Task objective:
Copy out all the data, word for word.

Entries:
• • •

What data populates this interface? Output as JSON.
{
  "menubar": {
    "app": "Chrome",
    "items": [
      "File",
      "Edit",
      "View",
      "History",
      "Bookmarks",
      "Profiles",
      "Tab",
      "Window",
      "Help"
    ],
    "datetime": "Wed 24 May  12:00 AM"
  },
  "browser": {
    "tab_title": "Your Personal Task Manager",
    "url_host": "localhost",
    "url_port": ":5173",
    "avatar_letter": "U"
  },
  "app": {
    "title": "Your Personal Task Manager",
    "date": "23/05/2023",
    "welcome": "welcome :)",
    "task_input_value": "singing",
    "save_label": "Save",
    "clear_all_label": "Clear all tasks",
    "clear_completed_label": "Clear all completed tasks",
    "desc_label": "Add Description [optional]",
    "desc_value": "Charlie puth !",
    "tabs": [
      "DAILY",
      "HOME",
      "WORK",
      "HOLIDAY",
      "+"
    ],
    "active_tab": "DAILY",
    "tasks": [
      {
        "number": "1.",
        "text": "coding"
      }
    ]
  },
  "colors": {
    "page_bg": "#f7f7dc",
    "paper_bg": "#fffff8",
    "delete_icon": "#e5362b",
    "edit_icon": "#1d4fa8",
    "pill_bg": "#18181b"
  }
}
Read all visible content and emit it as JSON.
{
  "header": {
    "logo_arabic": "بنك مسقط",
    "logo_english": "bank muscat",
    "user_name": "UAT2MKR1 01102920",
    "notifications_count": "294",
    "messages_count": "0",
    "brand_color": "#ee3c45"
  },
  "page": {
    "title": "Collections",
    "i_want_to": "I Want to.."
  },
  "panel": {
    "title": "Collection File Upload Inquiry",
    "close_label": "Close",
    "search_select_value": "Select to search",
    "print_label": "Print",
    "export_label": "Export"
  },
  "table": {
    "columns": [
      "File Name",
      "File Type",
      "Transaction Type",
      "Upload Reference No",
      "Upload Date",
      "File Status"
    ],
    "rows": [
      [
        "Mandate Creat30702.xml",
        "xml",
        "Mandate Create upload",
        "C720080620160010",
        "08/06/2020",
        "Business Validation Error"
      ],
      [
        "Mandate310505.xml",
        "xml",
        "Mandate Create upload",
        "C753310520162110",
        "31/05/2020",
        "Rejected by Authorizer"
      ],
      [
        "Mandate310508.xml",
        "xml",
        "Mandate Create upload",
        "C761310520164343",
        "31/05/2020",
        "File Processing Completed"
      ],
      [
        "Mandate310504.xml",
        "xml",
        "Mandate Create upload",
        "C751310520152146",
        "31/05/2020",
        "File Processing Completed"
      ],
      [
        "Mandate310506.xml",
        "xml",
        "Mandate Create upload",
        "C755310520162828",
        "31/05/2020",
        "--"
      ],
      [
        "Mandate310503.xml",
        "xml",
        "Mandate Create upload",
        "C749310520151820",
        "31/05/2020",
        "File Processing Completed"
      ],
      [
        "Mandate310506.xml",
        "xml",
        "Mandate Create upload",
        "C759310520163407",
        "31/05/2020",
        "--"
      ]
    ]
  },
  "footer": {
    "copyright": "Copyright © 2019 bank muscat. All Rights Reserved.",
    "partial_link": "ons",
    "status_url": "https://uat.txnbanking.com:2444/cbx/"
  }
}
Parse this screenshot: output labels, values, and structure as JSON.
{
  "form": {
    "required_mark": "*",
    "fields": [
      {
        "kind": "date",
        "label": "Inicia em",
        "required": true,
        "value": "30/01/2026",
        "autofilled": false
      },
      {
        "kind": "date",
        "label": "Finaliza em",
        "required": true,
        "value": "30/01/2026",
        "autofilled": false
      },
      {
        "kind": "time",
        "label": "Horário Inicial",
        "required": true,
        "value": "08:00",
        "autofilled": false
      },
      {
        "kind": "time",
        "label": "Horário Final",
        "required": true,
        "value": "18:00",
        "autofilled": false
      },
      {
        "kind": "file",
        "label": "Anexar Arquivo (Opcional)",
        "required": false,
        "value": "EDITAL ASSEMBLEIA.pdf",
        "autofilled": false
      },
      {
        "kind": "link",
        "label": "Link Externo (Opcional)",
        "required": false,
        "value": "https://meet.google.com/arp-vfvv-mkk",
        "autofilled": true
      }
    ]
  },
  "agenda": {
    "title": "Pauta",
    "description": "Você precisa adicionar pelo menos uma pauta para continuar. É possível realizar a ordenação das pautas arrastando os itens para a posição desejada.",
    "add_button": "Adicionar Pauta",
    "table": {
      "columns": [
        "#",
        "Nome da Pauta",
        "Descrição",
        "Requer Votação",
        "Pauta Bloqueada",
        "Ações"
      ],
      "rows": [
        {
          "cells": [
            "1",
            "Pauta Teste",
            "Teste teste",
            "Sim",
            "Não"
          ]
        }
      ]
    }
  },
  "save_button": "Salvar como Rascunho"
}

• • •

Response to this task:
What data populates this interface? Output as JSON.
{
  "menubar": {
    "app": "Chrome",
    "items": [
      "File",
      "Edit",
      "View",
      "History",
      "Bookmarks",
      "Profiles",
      "Tab",
      "Window",
      "Help"
    ],
    "datetime": "Wed 24 May  12:00 AM"
  },
  "browser": {
    "tab_title": "Your Personal Task Manager",
    "url_host": "localhost",
    "url_port": ":5173",
    "avatar_letter": "U"
  },
  "app": {
    "title": "Your Personal Task Manager",
    "date": "23/05/2023",
    "welcome": "welcome :)",
    "task_input_value": "singing",
    "save_label": "Save",
    "clear_all_label": "Clear all tasks",
    "clear_completed_label": "Clear all completed tasks",
    "desc_label": "Add Description [optional]",
    "desc_value": "Charlie puth !",
    "tabs": [
      "DAILY",
      "HOME",
      "WORK",
      "HOLIDAY",
      "+"
    ],
    "active_tab": "DAILY",
    "tasks": [
      {
        "number": "1.",
        "text": "coding"
      }
    ]
  },
  "colors": {
    "page_bg": "#f7f7dc",
    "paper_bg": "#fffff8",
    "delete_icon": "#e5362b",
    "edit_icon": "#1d4fa8",
    "pill_bg": "#18181b"
  }
}
Read all visible content and emit it as JSON.
{
  "header": {
    "logo_arabic": "بنك مسقط",
    "logo_english": "bank muscat",
    "user_name": "UAT2MKR1 01102920",
    "notifications_count": "294",
    "messages_count": "0",
    "brand_color": "#ee3c45"
  },
  "page": {
    "title": "Collections",
    "i_want_to": "I Want to.."
  },
  "panel": {
    "title": "Collection File Upload Inquiry",
    "close_label": "Close",
    "search_select_value": "Select to search",
    "print_label": "Print",
    "export_label": "Export"
  },
  "table": {
    "columns": [
      "File Name",
      "File Type",
      "Transaction Type",
      "Upload Reference No",
      "Upload Date",
      "File Status"
    ],
    "rows": [
      [
        "Mandate Creat30702.xml",
        "xml",
        "Mandate Create upload",
        "C720080620160010",
        "08/06/2020",
        "Business Validation Error"
      ],
      [
        "Mandate310505.xml",
        "xml",
        "Mandate Create upload",
        "C753310520162110",
        "31/05/2020",
        "Rejected by Authorizer"
      ],
      [
        "Mandate310508.xml",
        "xml",
        "Mandate Create upload",
        "C761310520164343",
        "31/05/2020",
        "File Processing Completed"
      ],
      [
        "Mandate310504.xml",
        "xml",
        "Mandate Create upload",
        "C751310520152146",
        "31/05/2020",
        "File Processing Completed"
      ],
      [
        "Mandate310506.xml",
        "xml",
        "Mandate Create upload",
        "C755310520162828",
        "31/05/2020",
        "--"
      ],
      [
        "Mandate310503.xml",
        "xml",
        "Mandate Create upload",
        "C749310520151820",
        "31/05/2020",
        "File Processing Completed"
      ],
      [
        "Mandate310506.xml",
        "xml",
        "Mandate Create upload",
        "C759310520163407",
        "31/05/2020",
        "--"
      ]
    ]
  },
  "footer": {
    "copyright": "Copyright © 2019 bank muscat. All Rights Reserved.",
    "partial_link": "ons",
    "status_url": "https://uat.txnbanking.com:2444/cbx/"
  }
}
Parse this screenshot: output labels, values, and structure as JSON.
{
  "form": {
    "required_mark": "*",
    "fields": [
      {
        "kind": "date",
        "label": "Inicia em",
        "required": true,
        "value": "30/01/2026",
        "autofilled": false
      },
      {
        "kind": "date",
        "label": "Finaliza em",
        "required": true,
        "value": "30/01/2026",
        "autofilled": false
      },
      {
        "kind": "time",
        "label": "Horário Inicial",
        "required": true,
        "value": "08:00",
        "autofilled": false
      },
      {
        "kind": "time",
        "label": "Horário Final",
        "required": true,
        "value": "18:00",
        "autofilled": false
      },
      {
        "kind": "file",
        "label": "Anexar Arquivo (Opcional)",
        "required": false,
        "value": "EDITAL ASSEMBLEIA.pdf",
        "autofilled": false
      },
      {
        "kind": "link",
        "label": "Link Externo (Opcional)",
        "required": false,
        "value": "https://meet.google.com/arp-vfvv-mkk",
        "autofilled": true
      }
    ]
  },
  "agenda": {
    "title": "Pauta",
    "description": "Você precisa adicionar pelo menos uma pauta para continuar. É possível realizar a ordenação das pautas arrastando os itens para a posição desejada.",
    "add_button": "Adicionar Pauta",
    "table": {
      "columns": [
        "#",
        "Nome da Pauta",
        "Descrição",
        "Requer Votação",
        "Pauta Bloqueada",
        "Ações"
      ],
      "rows": [
        {
          "cells": [
            "1",
            "Pauta Teste",
            "Teste teste",
            "Sim",
            "Não"
          ]
        }
      ]
    }
  },
  "save_button": "Salvar como Rascunho"
}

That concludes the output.